▶ [To do]: Select the lines of the records containing the word "this" and list them.
<<<<
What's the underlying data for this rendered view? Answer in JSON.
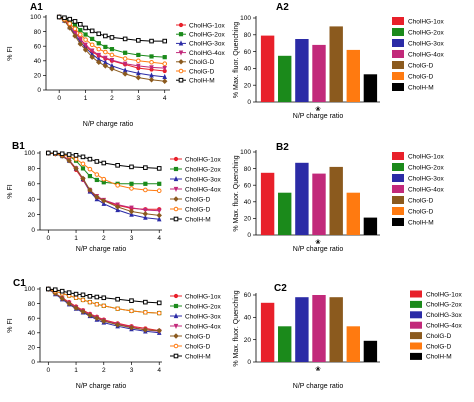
{
  "figure": {
    "panels": [
      "A1",
      "A2",
      "B1",
      "B2",
      "C1",
      "C2"
    ]
  },
  "legend": {
    "series": [
      "CholHG-1ox",
      "CholHG-2ox",
      "CholHG-3ox",
      "CholHG-4ox",
      "CholG-D",
      "CholG-D",
      "CholH-M"
    ],
    "colors": [
      "#e8202a",
      "#1b8a1b",
      "#2b2ba6",
      "#c2297a",
      "#8b5a1e",
      "#ff7a10",
      "#000000"
    ]
  },
  "chart_data": [
    {
      "panel": "A1",
      "type": "line",
      "xlabel": "N/P charge ratio",
      "ylabel": "% FI",
      "xlim": [
        -0.5,
        4.2
      ],
      "ylim": [
        0,
        100
      ],
      "xticks": [
        "0",
        "1",
        "2",
        "3",
        "4"
      ],
      "yticks": [
        "0",
        "20",
        "40",
        "60",
        "80",
        "100"
      ],
      "x": [
        0,
        0.2,
        0.4,
        0.6,
        0.8,
        1.0,
        1.25,
        1.5,
        1.75,
        2.0,
        2.5,
        3.0,
        3.5,
        4.0
      ],
      "series": [
        {
          "name": "CholHG-1ox",
          "values": [
            100,
            96,
            88,
            80,
            70,
            60,
            52,
            47,
            43,
            40,
            35,
            30,
            28,
            26
          ]
        },
        {
          "name": "CholHG-2ox",
          "values": [
            100,
            98,
            94,
            89,
            82,
            76,
            70,
            64,
            59,
            56,
            51,
            48,
            46,
            45
          ]
        },
        {
          "name": "CholHG-3ox",
          "values": [
            100,
            95,
            86,
            76,
            66,
            58,
            49,
            42,
            38,
            33,
            27,
            23,
            20,
            18
          ]
        },
        {
          "name": "CholHG-4ox",
          "values": [
            100,
            96,
            88,
            79,
            70,
            62,
            54,
            48,
            44,
            41,
            36,
            33,
            31,
            30
          ]
        },
        {
          "name": "CholG-D",
          "values": [
            100,
            95,
            85,
            74,
            63,
            55,
            45,
            38,
            33,
            29,
            22,
            17,
            14,
            12
          ]
        },
        {
          "name": "CholG-D",
          "values": [
            100,
            97,
            91,
            84,
            76,
            69,
            62,
            56,
            52,
            48,
            43,
            40,
            38,
            36
          ]
        },
        {
          "name": "CholH-M",
          "values": [
            100,
            99,
            97,
            94,
            90,
            85,
            81,
            77,
            74,
            72,
            70,
            68,
            67,
            67
          ]
        }
      ]
    },
    {
      "panel": "A2",
      "type": "bar",
      "xlabel": "N/P charge ratio",
      "ylabel": "% Max. fluor. Quenching",
      "ylim": [
        0,
        100
      ],
      "yticks": [
        "0",
        "20",
        "40",
        "60",
        "80",
        "100"
      ],
      "categories": [
        "CholHG-1ox",
        "CholHG-2ox",
        "CholHG-3ox",
        "CholHG-4ox",
        "CholG-D",
        "CholG-D",
        "CholH-M"
      ],
      "values": [
        79,
        55,
        75,
        68,
        90,
        62,
        33
      ]
    },
    {
      "panel": "B1",
      "type": "line",
      "xlabel": "N/P charge ratio",
      "ylabel": "% FI",
      "xlim": [
        -0.3,
        4.1
      ],
      "ylim": [
        0,
        100
      ],
      "xticks": [
        "0",
        "1",
        "2",
        "3",
        "4"
      ],
      "yticks": [
        "0",
        "20",
        "40",
        "60",
        "80",
        "100"
      ],
      "x": [
        0,
        0.25,
        0.5,
        0.75,
        1.0,
        1.25,
        1.5,
        1.75,
        2.0,
        2.5,
        3.0,
        3.5,
        4.0
      ],
      "series": [
        {
          "name": "CholHG-1ox",
          "values": [
            100,
            99,
            97,
            90,
            78,
            65,
            50,
            42,
            38,
            32,
            28,
            27,
            27
          ]
        },
        {
          "name": "CholHG-2ox",
          "values": [
            100,
            99,
            98,
            96,
            90,
            80,
            70,
            65,
            62,
            60,
            60,
            60,
            60
          ]
        },
        {
          "name": "CholHG-3ox",
          "values": [
            100,
            99,
            96,
            90,
            80,
            66,
            50,
            40,
            34,
            26,
            20,
            16,
            14
          ]
        },
        {
          "name": "CholHG-4ox",
          "values": [
            100,
            99,
            97,
            91,
            80,
            66,
            52,
            44,
            39,
            33,
            29,
            26,
            25
          ]
        },
        {
          "name": "CholG-D",
          "values": [
            100,
            99,
            96,
            90,
            80,
            67,
            52,
            43,
            38,
            30,
            24,
            21,
            19
          ]
        },
        {
          "name": "CholG-D",
          "values": [
            100,
            99,
            98,
            96,
            92,
            86,
            79,
            72,
            66,
            58,
            54,
            52,
            51
          ]
        },
        {
          "name": "CholH-M",
          "values": [
            100,
            100,
            99,
            98,
            97,
            95,
            92,
            89,
            87,
            84,
            82,
            81,
            80
          ]
        }
      ]
    },
    {
      "panel": "B2",
      "type": "bar",
      "xlabel": "N/P charge ratio",
      "ylabel": "% Max. fluor. Quenching",
      "ylim": [
        0,
        100
      ],
      "yticks": [
        "0",
        "20",
        "40",
        "60",
        "80",
        "100"
      ],
      "categories": [
        "CholHG-1ox",
        "CholHG-2ox",
        "CholHG-3ox",
        "CholHG-4ox",
        "CholG-D",
        "CholG-D",
        "CholH-M"
      ],
      "values": [
        75,
        51,
        87,
        74,
        82,
        51,
        21
      ]
    },
    {
      "panel": "C1",
      "type": "line",
      "xlabel": "N/P charge ratio",
      "ylabel": "% FI",
      "xlim": [
        -0.3,
        4.1
      ],
      "ylim": [
        0,
        100
      ],
      "xticks": [
        "0",
        "1",
        "2",
        "3",
        "4"
      ],
      "yticks": [
        "0",
        "20",
        "40",
        "60",
        "80",
        "100"
      ],
      "x": [
        0,
        0.25,
        0.5,
        0.75,
        1.0,
        1.25,
        1.5,
        1.75,
        2.0,
        2.5,
        3.0,
        3.5,
        4.0
      ],
      "series": [
        {
          "name": "CholHG-1ox",
          "values": [
            100,
            94,
            88,
            82,
            76,
            71,
            66,
            62,
            58,
            53,
            49,
            46,
            43
          ]
        },
        {
          "name": "CholHG-2ox",
          "values": [
            100,
            97,
            94,
            91,
            88,
            85,
            82,
            79,
            77,
            73,
            70,
            68,
            67
          ]
        },
        {
          "name": "CholHG-3ox",
          "values": [
            100,
            93,
            86,
            79,
            73,
            68,
            63,
            58,
            54,
            49,
            45,
            42,
            40
          ]
        },
        {
          "name": "CholHG-4ox",
          "values": [
            100,
            94,
            87,
            81,
            75,
            70,
            65,
            61,
            57,
            52,
            48,
            44,
            42
          ]
        },
        {
          "name": "CholG-D",
          "values": [
            100,
            94,
            87,
            80,
            74,
            69,
            64,
            60,
            56,
            51,
            47,
            44,
            43
          ]
        },
        {
          "name": "CholG-D",
          "values": [
            100,
            97,
            94,
            91,
            88,
            85,
            82,
            79,
            77,
            73,
            70,
            68,
            67
          ]
        },
        {
          "name": "CholH-M",
          "values": [
            100,
            99,
            97,
            95,
            93,
            92,
            90,
            89,
            88,
            86,
            84,
            82,
            81
          ]
        }
      ]
    },
    {
      "panel": "C2",
      "type": "bar",
      "xlabel": "N/P charge ratio",
      "ylabel": "% Max. fluor. Quenching",
      "ylim": [
        0,
        60
      ],
      "yticks": [
        "0",
        "20",
        "40",
        "60"
      ],
      "categories": [
        "CholHG-1ox",
        "CholHG-2ox",
        "CholHG-3ox",
        "CholHG-4ox",
        "CholG-D",
        "CholG-D",
        "CholH-M"
      ],
      "values": [
        53,
        32,
        58,
        60,
        58,
        32,
        19
      ]
    }
  ]
}
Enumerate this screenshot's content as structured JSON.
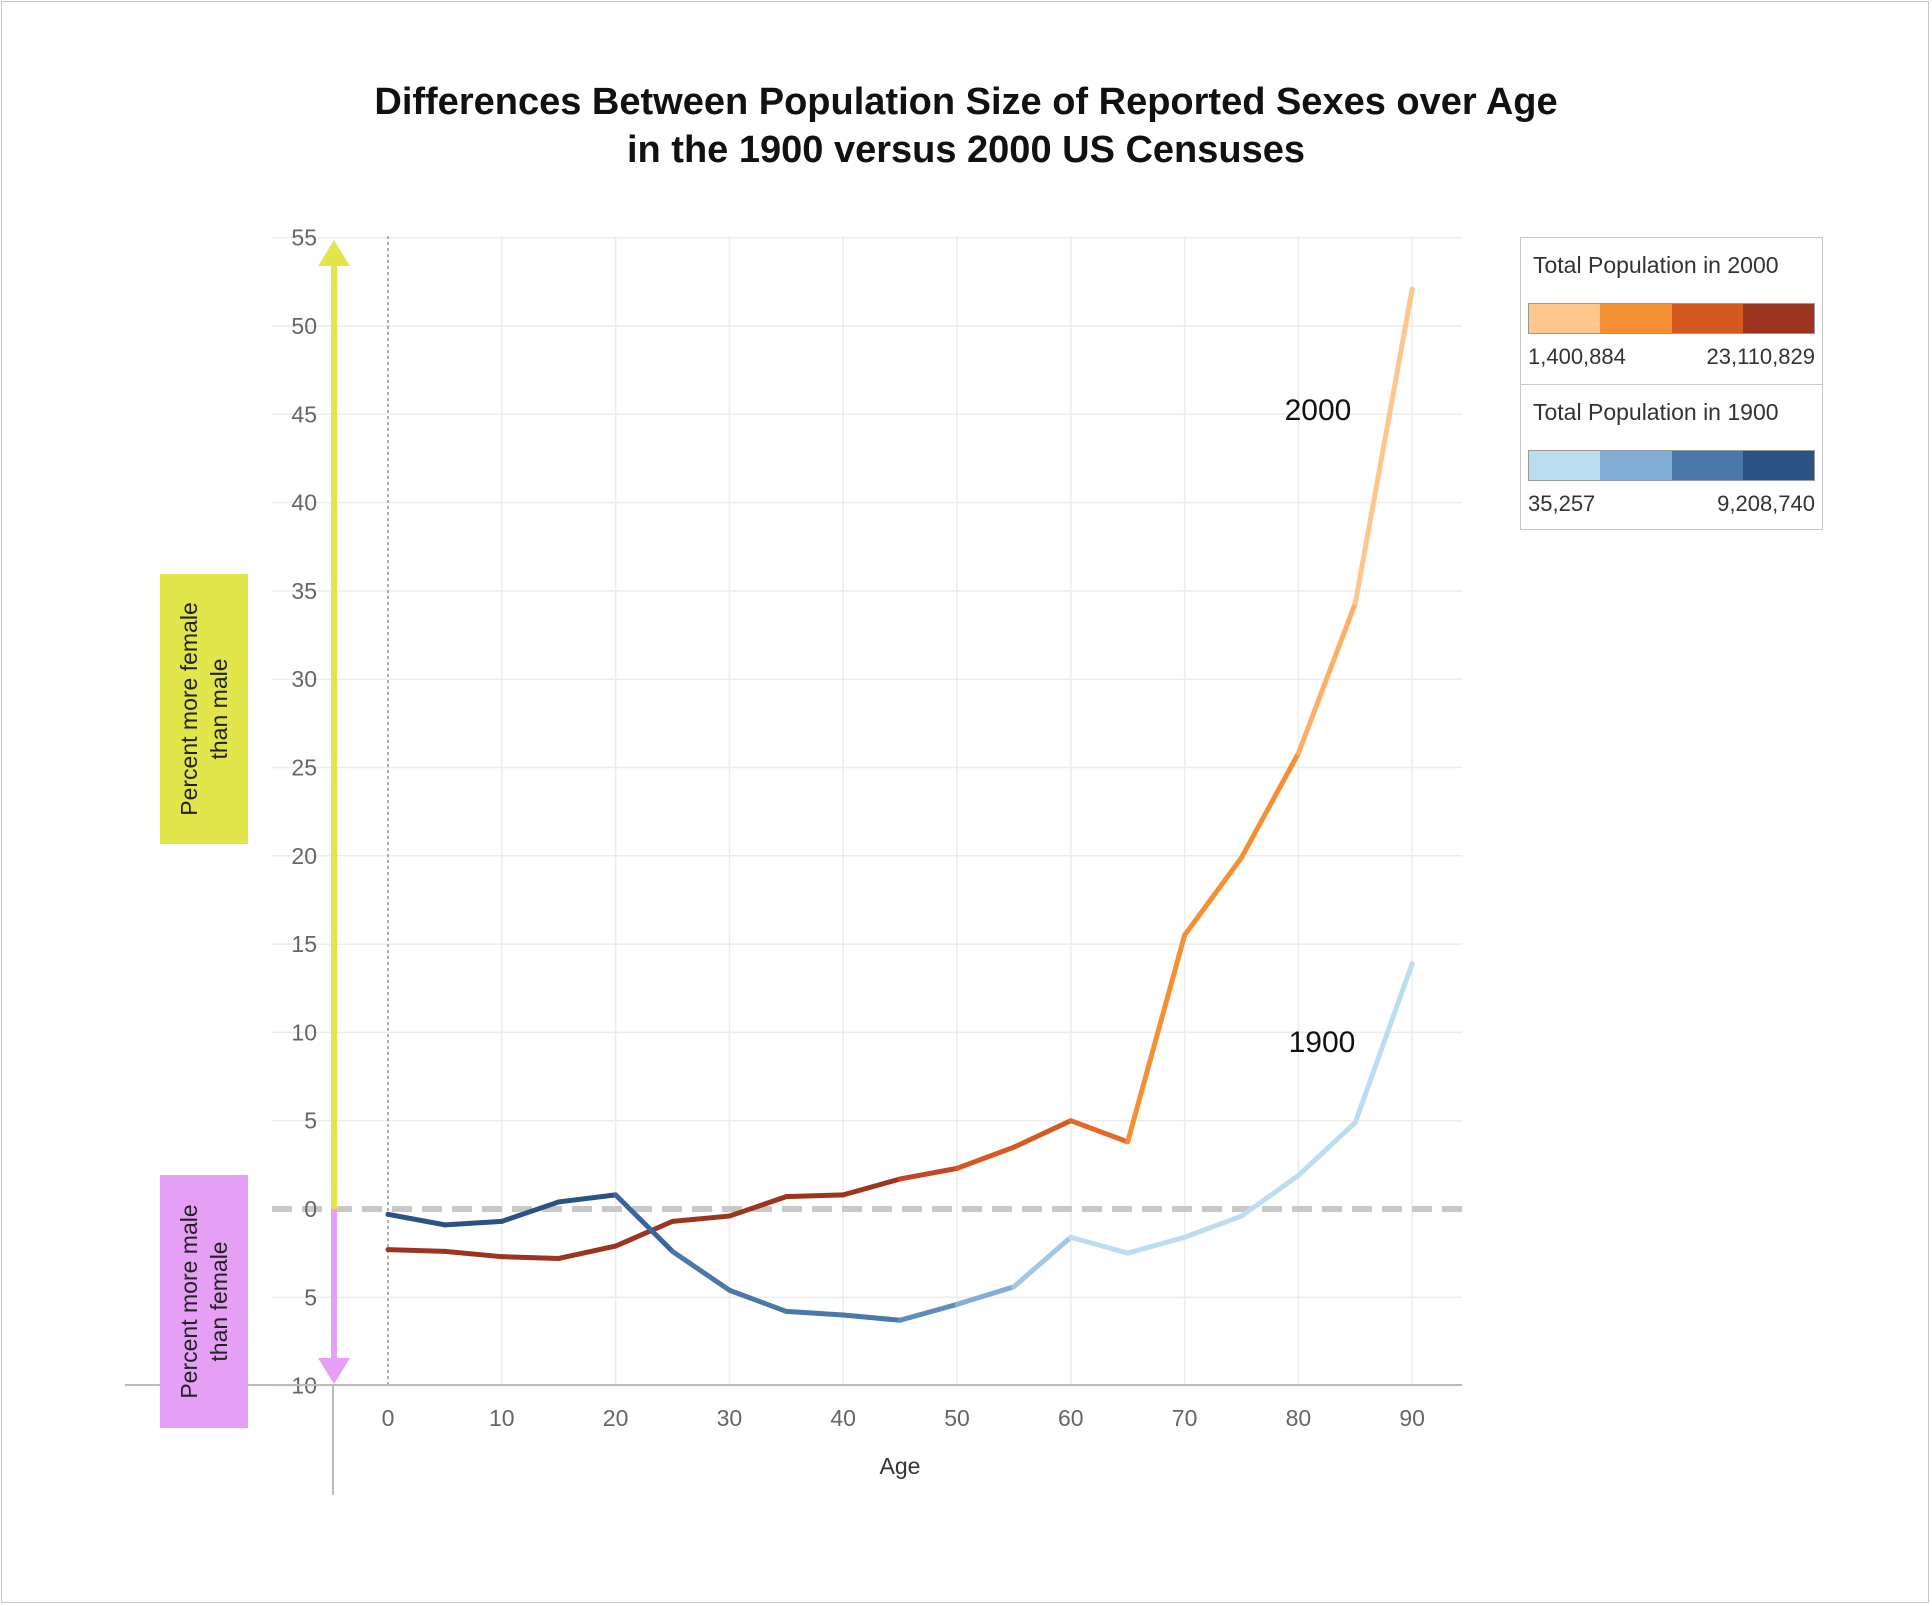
>>>>
▶ [Task output]:
What's the underlying data for this rendered view? Answer in JSON.
Enumerate this screenshot's content as structured JSON.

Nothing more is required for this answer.